- MATERIAL -
******************************

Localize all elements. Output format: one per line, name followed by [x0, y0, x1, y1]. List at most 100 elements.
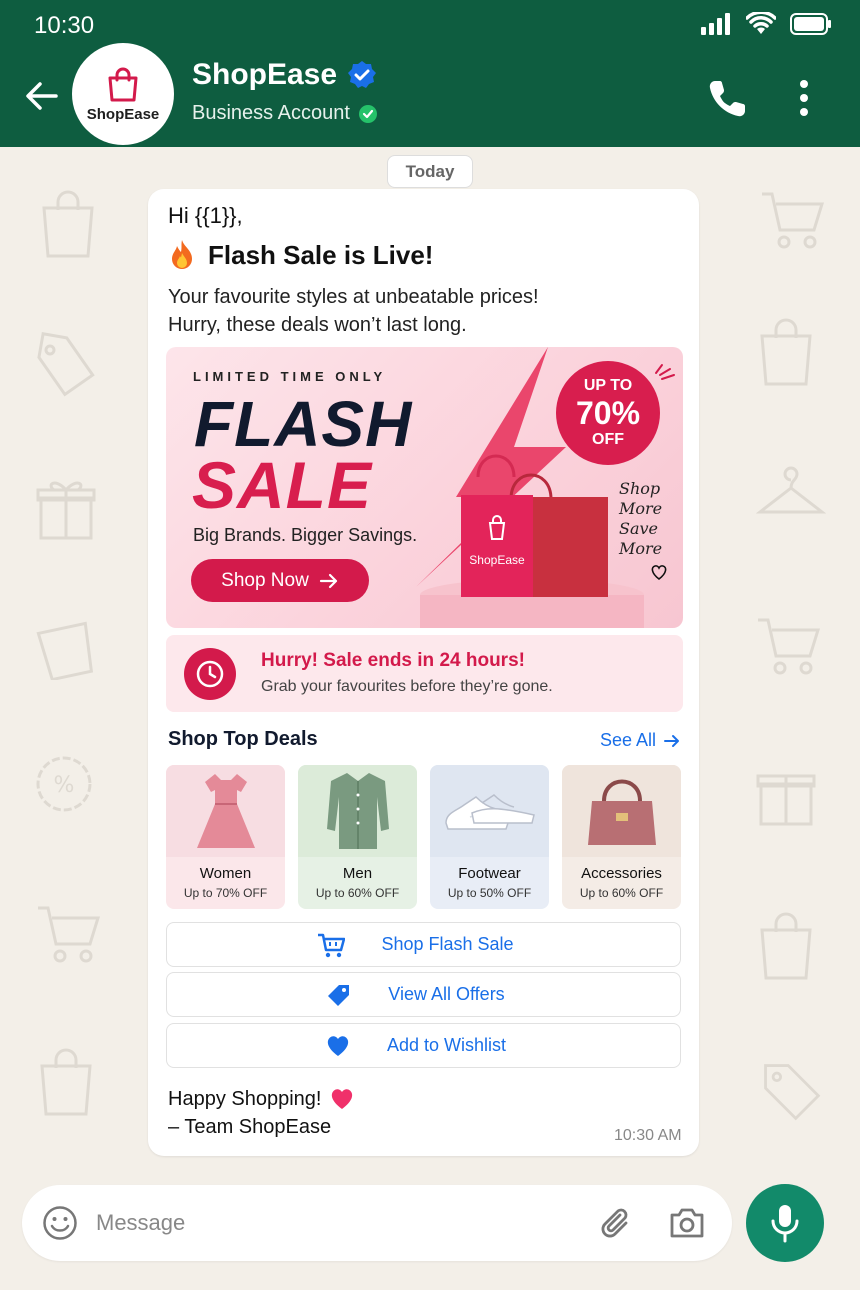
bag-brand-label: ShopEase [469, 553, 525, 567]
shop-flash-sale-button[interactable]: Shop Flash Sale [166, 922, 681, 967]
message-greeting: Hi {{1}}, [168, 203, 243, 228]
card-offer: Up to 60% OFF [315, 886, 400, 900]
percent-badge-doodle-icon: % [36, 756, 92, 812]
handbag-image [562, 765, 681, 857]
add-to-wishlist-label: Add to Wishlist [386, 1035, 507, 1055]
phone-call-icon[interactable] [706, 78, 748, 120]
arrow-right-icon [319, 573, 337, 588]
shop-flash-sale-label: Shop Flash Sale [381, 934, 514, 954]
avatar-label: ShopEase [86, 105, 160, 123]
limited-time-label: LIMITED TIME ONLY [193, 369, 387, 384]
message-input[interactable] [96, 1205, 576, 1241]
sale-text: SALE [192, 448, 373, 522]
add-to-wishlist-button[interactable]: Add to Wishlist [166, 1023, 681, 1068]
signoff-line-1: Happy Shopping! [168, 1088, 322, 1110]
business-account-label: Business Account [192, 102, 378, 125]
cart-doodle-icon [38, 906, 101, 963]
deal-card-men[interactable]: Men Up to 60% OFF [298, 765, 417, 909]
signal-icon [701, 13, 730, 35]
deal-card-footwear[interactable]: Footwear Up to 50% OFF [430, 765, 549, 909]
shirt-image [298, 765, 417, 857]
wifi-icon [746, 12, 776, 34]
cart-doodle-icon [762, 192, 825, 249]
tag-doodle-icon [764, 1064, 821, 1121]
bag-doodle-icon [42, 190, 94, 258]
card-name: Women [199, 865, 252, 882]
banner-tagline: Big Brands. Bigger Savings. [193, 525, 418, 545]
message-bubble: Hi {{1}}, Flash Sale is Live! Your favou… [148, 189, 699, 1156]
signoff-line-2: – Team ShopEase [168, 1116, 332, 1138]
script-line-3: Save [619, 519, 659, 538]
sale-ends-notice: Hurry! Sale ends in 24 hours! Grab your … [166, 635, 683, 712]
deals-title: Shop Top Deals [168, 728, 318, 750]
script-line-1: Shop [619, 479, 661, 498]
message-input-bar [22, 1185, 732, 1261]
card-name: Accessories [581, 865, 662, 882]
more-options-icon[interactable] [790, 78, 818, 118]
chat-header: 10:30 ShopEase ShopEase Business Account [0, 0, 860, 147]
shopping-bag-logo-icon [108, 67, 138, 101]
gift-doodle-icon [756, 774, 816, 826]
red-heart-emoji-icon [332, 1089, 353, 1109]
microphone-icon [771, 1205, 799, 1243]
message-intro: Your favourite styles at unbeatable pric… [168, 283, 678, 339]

******************************

Rewrite every line of the listing above, putting "sketch" in place of "doodle" each time it occurs and leaving everything else unchanged. Leave the pictures out.

Localize all elements. Output format: one per line, name followed by [x0, y0, x1, y1]. List at most 100 elements.
bag-brand-label: ShopEase [469, 553, 525, 567]
shop-flash-sale-button[interactable]: Shop Flash Sale [166, 922, 681, 967]
message-greeting: Hi {{1}}, [168, 203, 243, 228]
card-offer: Up to 60% OFF [315, 886, 400, 900]
percent-badge-sketch-icon: % [36, 756, 92, 812]
handbag-image [562, 765, 681, 857]
add-to-wishlist-label: Add to Wishlist [386, 1035, 507, 1055]
phone-call-icon[interactable] [706, 78, 748, 120]
arrow-right-icon [319, 573, 337, 588]
shop-flash-sale-label: Shop Flash Sale [381, 934, 514, 954]
avatar-label: ShopEase [86, 105, 160, 123]
limited-time-label: LIMITED TIME ONLY [193, 369, 387, 384]
message-input[interactable] [96, 1205, 576, 1241]
sale-text: SALE [192, 448, 373, 522]
add-to-wishlist-button[interactable]: Add to Wishlist [166, 1023, 681, 1068]
signoff-line-1: Happy Shopping! [168, 1088, 322, 1110]
business-account-label: Business Account [192, 102, 378, 125]
cart-sketch-icon [38, 906, 101, 963]
deal-card-men[interactable]: Men Up to 60% OFF [298, 765, 417, 909]
signal-icon [701, 13, 730, 35]
deal-card-footwear[interactable]: Footwear Up to 50% OFF [430, 765, 549, 909]
shirt-image [298, 765, 417, 857]
wifi-icon [746, 12, 776, 34]
cart-sketch-icon [762, 192, 825, 249]
tag-sketch-icon [764, 1064, 821, 1121]
bag-sketch-icon [42, 190, 94, 258]
card-name: Women [199, 865, 252, 882]
banner-tagline: Big Brands. Bigger Savings. [193, 525, 418, 545]
message-bubble: Hi {{1}}, Flash Sale is Live! Your favou… [148, 189, 699, 1156]
signoff-line-2: – Team ShopEase [168, 1116, 332, 1138]
script-line-3: Save [619, 519, 659, 538]
sale-ends-notice: Hurry! Sale ends in 24 hours! Grab your … [166, 635, 683, 712]
deals-title: Shop Top Deals [168, 728, 318, 750]
script-line-1: Shop [619, 479, 661, 498]
message-input-bar [22, 1185, 732, 1261]
card-name: Accessories [581, 865, 662, 882]
more-options-icon[interactable] [790, 78, 818, 118]
chat-header: 10:30 ShopEase ShopEase Business Account [0, 0, 860, 147]
shopping-bag-logo-icon [108, 67, 138, 101]
gift-sketch-icon [756, 774, 816, 826]
red-heart-emoji-icon [332, 1089, 353, 1109]
microphone-icon [771, 1205, 799, 1243]
message-intro: Your favourite styles at unbeatable pric… [168, 283, 678, 339]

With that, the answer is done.